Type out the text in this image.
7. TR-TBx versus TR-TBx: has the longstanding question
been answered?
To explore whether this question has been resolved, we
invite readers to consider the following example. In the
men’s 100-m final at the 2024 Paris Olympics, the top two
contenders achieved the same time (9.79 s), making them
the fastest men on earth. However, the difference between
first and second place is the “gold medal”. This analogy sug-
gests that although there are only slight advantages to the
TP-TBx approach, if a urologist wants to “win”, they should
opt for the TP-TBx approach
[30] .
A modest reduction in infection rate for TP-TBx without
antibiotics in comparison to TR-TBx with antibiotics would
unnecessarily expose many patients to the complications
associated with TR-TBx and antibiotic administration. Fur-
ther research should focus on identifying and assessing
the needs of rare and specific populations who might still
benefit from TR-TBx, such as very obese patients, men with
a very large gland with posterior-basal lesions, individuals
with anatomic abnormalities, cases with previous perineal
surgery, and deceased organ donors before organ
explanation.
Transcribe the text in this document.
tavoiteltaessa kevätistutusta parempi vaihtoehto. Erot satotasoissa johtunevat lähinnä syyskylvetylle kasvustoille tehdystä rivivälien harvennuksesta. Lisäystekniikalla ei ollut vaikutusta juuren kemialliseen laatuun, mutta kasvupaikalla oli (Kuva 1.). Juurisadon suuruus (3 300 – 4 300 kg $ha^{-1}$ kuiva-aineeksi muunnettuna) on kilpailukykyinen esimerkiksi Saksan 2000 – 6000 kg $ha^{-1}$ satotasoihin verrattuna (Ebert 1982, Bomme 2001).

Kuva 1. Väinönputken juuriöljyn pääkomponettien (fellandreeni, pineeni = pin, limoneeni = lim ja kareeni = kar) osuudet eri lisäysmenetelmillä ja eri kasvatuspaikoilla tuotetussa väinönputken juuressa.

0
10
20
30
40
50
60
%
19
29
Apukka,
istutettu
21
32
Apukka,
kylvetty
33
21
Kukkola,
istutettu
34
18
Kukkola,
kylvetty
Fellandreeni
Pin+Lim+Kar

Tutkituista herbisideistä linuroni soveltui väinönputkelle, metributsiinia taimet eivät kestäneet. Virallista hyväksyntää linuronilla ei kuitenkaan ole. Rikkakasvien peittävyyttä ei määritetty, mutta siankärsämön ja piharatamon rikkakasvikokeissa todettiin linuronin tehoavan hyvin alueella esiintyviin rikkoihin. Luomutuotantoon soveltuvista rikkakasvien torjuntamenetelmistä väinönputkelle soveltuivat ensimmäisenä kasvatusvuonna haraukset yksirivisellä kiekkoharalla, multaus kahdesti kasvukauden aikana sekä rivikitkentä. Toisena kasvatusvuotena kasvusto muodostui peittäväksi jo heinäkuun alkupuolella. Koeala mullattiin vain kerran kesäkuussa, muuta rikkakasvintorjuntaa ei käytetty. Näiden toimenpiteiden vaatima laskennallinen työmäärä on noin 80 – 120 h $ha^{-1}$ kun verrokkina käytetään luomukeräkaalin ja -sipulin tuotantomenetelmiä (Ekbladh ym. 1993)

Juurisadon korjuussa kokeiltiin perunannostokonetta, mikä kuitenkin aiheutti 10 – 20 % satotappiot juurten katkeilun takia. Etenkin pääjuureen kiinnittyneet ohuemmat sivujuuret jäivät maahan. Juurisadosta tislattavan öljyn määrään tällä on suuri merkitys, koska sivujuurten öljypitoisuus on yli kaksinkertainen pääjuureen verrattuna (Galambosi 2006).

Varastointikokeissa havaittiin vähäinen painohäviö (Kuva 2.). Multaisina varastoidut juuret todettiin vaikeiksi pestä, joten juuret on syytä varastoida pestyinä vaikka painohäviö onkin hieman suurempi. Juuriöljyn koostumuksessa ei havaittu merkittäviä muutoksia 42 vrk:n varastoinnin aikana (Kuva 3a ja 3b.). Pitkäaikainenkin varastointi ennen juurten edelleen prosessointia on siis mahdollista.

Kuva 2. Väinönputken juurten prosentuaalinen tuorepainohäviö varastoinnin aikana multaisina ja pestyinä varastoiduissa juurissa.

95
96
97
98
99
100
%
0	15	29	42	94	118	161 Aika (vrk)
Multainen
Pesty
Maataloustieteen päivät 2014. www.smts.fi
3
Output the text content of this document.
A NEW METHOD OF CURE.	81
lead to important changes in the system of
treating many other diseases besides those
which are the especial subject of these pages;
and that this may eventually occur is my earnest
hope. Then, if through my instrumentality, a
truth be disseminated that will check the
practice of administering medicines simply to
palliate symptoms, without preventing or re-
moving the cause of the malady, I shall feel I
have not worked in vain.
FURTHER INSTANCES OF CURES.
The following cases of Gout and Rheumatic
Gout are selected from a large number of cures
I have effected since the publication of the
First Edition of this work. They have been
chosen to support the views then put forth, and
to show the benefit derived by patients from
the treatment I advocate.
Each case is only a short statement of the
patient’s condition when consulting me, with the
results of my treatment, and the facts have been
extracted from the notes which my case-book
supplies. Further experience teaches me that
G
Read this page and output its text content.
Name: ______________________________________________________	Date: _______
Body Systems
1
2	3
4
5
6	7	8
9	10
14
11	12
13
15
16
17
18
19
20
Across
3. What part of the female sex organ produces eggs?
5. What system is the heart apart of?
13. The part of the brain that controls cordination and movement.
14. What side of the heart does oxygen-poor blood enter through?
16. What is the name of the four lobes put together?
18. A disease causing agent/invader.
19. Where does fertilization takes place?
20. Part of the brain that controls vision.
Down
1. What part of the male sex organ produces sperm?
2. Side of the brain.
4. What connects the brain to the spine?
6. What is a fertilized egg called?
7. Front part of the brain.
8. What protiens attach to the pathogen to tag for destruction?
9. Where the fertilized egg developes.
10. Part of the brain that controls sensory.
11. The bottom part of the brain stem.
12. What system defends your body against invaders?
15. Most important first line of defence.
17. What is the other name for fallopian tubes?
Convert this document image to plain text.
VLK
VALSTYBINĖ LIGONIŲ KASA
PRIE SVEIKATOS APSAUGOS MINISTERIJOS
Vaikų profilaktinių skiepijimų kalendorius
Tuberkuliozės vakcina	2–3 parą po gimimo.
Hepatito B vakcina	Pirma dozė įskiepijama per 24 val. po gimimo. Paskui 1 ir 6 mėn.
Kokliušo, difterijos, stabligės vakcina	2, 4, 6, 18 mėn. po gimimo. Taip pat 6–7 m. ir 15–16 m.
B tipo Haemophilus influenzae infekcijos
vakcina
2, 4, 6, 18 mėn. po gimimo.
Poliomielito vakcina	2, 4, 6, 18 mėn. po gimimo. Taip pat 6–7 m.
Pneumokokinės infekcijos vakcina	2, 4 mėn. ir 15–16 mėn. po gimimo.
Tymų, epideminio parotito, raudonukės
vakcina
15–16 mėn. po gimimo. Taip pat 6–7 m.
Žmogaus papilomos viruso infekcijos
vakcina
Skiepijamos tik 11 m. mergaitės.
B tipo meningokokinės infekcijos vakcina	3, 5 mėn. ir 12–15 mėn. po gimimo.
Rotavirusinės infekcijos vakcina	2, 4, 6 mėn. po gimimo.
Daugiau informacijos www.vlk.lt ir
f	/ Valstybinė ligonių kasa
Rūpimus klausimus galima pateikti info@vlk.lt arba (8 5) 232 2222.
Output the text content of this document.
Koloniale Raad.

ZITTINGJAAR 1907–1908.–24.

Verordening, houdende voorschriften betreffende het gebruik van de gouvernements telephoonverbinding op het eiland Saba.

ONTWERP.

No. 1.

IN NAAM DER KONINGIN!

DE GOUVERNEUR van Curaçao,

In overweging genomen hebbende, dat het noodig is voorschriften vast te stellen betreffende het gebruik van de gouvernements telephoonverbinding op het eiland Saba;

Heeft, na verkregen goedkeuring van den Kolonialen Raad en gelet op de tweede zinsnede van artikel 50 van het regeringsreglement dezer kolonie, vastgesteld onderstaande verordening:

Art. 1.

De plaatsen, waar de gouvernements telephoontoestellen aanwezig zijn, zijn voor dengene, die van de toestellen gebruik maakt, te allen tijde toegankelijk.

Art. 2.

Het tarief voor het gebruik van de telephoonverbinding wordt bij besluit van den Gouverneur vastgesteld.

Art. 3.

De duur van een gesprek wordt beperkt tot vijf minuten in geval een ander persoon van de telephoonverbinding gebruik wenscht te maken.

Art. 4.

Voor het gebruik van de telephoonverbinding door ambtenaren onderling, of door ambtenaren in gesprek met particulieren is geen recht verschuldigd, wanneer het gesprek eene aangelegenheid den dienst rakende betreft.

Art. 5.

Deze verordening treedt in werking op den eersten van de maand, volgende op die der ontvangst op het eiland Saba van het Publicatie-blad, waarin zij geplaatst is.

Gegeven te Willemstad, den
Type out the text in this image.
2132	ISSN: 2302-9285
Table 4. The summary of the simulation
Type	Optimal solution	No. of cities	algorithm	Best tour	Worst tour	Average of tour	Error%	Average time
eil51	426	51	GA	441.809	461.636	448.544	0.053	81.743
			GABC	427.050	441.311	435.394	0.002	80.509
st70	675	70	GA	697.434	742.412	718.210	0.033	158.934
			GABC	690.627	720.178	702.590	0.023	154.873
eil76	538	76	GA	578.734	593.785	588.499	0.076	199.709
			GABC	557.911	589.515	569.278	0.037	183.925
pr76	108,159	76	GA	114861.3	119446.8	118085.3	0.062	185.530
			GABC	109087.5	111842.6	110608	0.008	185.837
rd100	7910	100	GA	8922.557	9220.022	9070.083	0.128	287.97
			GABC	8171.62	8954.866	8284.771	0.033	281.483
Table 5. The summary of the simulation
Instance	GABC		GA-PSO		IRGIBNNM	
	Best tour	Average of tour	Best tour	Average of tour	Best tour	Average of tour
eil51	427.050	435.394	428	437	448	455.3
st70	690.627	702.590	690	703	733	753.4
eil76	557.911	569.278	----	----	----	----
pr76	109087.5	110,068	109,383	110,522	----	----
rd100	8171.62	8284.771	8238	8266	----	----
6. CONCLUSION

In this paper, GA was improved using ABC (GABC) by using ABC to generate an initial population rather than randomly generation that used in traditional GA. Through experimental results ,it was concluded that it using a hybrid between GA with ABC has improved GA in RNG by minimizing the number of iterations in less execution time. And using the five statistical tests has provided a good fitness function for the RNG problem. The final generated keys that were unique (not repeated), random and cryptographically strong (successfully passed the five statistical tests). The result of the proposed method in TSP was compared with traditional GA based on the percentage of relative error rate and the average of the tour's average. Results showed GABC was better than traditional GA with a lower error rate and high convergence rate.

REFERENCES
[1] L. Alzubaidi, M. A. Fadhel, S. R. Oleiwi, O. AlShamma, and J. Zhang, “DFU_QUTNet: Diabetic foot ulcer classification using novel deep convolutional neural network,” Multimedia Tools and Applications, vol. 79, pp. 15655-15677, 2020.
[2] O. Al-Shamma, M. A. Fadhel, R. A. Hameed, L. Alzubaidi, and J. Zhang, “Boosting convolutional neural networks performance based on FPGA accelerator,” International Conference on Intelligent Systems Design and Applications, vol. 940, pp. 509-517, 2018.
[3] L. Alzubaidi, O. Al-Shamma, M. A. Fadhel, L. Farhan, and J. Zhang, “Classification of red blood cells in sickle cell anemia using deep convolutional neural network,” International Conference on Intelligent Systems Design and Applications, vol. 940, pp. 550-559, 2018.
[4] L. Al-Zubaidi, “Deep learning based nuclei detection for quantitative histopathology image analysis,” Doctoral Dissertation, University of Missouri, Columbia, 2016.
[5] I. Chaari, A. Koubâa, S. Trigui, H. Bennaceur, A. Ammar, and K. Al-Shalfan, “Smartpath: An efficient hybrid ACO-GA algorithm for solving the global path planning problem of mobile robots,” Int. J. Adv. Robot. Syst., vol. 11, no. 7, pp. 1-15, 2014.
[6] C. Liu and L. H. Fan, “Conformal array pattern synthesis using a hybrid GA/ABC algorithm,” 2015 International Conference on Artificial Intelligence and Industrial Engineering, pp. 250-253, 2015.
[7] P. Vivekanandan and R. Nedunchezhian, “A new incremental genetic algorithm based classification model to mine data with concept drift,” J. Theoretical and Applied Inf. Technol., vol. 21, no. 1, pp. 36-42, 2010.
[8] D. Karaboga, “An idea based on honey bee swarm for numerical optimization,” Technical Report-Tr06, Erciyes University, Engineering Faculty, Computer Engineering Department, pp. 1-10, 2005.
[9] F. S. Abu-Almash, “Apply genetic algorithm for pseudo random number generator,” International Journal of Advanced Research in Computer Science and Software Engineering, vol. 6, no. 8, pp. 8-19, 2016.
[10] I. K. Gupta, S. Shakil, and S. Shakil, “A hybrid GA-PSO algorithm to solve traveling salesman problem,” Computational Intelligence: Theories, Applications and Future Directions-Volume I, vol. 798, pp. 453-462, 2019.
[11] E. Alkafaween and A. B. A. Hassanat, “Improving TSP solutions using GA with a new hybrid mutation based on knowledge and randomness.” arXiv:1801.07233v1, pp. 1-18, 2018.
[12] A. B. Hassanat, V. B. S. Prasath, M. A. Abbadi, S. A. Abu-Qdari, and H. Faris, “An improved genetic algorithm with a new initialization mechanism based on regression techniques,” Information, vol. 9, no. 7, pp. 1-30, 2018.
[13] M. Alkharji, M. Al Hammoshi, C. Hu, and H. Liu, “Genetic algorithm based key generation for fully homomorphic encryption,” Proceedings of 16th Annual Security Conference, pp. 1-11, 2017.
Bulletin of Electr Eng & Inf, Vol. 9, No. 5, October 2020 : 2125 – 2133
..............................
_Problem details_
Which lines of the listing above hold the word "place"? Copy each of them.

_Exercise output_
first and second place is the “gold medal”. This analogy sug-
19. Where does fertilization takes place?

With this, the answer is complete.